— START Available records —
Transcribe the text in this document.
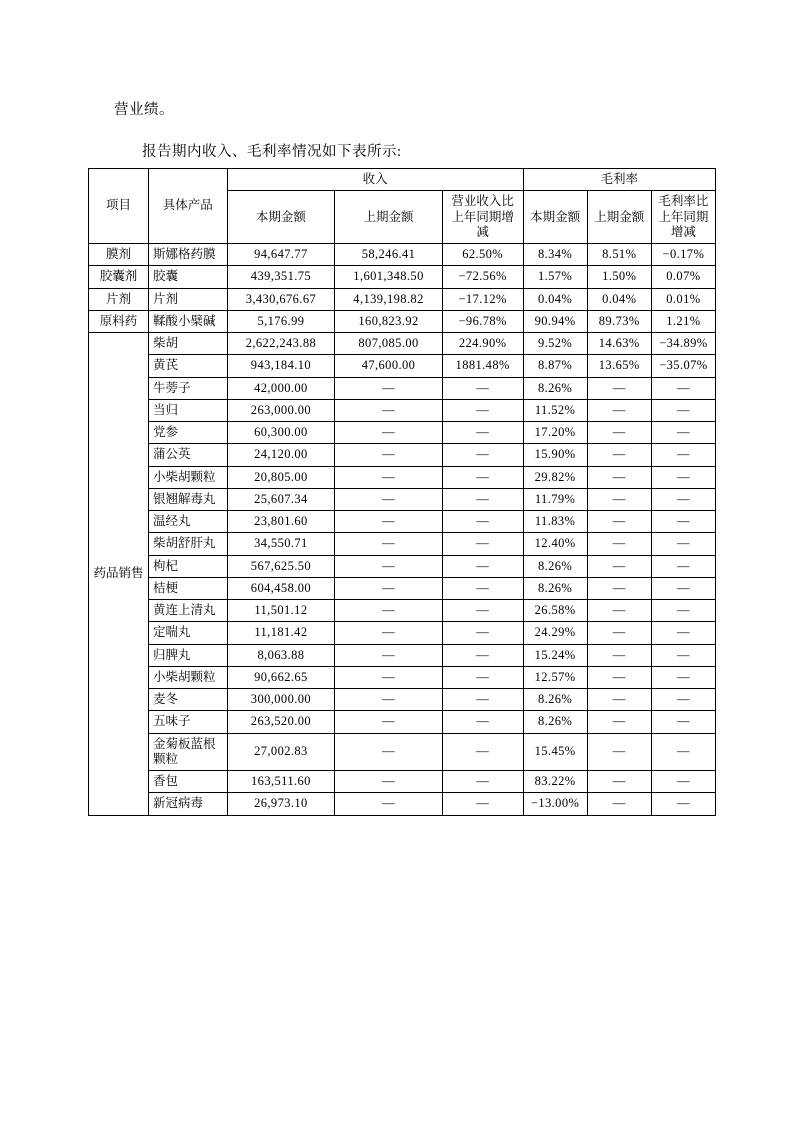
营业绩。
报告期内收入、毛利率情况如下表所示:
项目	具体产品	收入			毛利率		
		本期金额	上期金额	营业收入比上年同期增减	本期金额	上期金额	毛利率比上年同期增减
膜剂	斯娜格药膜	94,647.77	58,246.41	62.50%	8.34%	8.51%	−0.17%
胶囊剂	胶囊	439,351.75	1,601,348.50	−72.56%	1.57%	1.50%	0.07%
片剂	片剂	3,430,676.67	4,139,198.82	−17.12%	0.04%	0.04%	0.01%
原料药	鞣酸小檗碱	5,176.99	160,823.92	−96.78%	90.94%	89.73%	1.21%
药品销售	柴胡	2,622,243.88	807,085.00	224.90%	9.52%	14.63%	−34.89%
	黄芪	943,184.10	47,600.00	1881.48%	8.87%	13.65%	−35.07%
	牛蒡子	42,000.00	—	—	8.26%	—	—
	当归	263,000.00	—	—	11.52%	—	—
	党参	60,300.00	—	—	17.20%	—	—
	蒲公英	24,120.00	—	—	15.90%	—	—
	小柴胡颗粒	20,805.00	—	—	29.82%	—	—
	银翘解毒丸	25,607.34	—	—	11.79%	—	—
	温经丸	23,801.60	—	—	11.83%	—	—
	柴胡舒肝丸	34,550.71	—	—	12.40%	—	—
	枸杞	567,625.50	—	—	8.26%	—	—
	桔梗	604,458.00	—	—	8.26%	—	—
	黄连上清丸	11,501.12	—	—	26.58%	—	—
	定喘丸	11,181.42	—	—	24.29%	—	—
	归脾丸	8,063.88	—	—	15.24%	—	—
	小柴胡颗粒	90,662.65	—	—	12.57%	—	—
	麦冬	300,000.00	—	—	8.26%	—	—
	五味子	263,520.00	—	—	8.26%	—	—
	金菊板蓝根颗粒	27,002.83	—	—	15.45%	—	—
	香包	163,511.60	—	—	83.22%	—	—
	新冠病毒	26,973.10	—	—	−13.00%	—	—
— END Available records —
Set problem >> Leave the images out, please, and restate each line word for word.

Written solution >>
Transcribe the text in this document.
营业绩。
报告期内收入、毛利率情况如下表所示:
项目	具体产品	收入			毛利率		
		本期金额	上期金额	营业收入比上年同期增减	本期金额	上期金额	毛利率比上年同期增减
膜剂	斯娜格药膜	94,647.77	58,246.41	62.50%	8.34%	8.51%	−0.17%
胶囊剂	胶囊	439,351.75	1,601,348.50	−72.56%	1.57%	1.50%	0.07%
片剂	片剂	3,430,676.67	4,139,198.82	−17.12%	0.04%	0.04%	0.01%
原料药	鞣酸小檗碱	5,176.99	160,823.92	−96.78%	90.94%	89.73%	1.21%
药品销售	柴胡	2,622,243.88	807,085.00	224.90%	9.52%	14.63%	−34.89%
	黄芪	943,184.10	47,600.00	1881.48%	8.87%	13.65%	−35.07%
	牛蒡子	42,000.00	—	—	8.26%	—	—
	当归	263,000.00	—	—	11.52%	—	—
	党参	60,300.00	—	—	17.20%	—	—
	蒲公英	24,120.00	—	—	15.90%	—	—
	小柴胡颗粒	20,805.00	—	—	29.82%	—	—
	银翘解毒丸	25,607.34	—	—	11.79%	—	—
	温经丸	23,801.60	—	—	11.83%	—	—
	柴胡舒肝丸	34,550.71	—	—	12.40%	—	—
	枸杞	567,625.50	—	—	8.26%	—	—
	桔梗	604,458.00	—	—	8.26%	—	—
	黄连上清丸	11,501.12	—	—	26.58%	—	—
	定喘丸	11,181.42	—	—	24.29%	—	—
	归脾丸	8,063.88	—	—	15.24%	—	—
	小柴胡颗粒	90,662.65	—	—	12.57%	—	—
	麦冬	300,000.00	—	—	8.26%	—	—
	五味子	263,520.00	—	—	8.26%	—	—
	金菊板蓝根颗粒	27,002.83	—	—	15.45%	—	—
	香包	163,511.60	—	—	83.22%	—	—
	新冠病毒	26,973.10	—	—	−13.00%	—	—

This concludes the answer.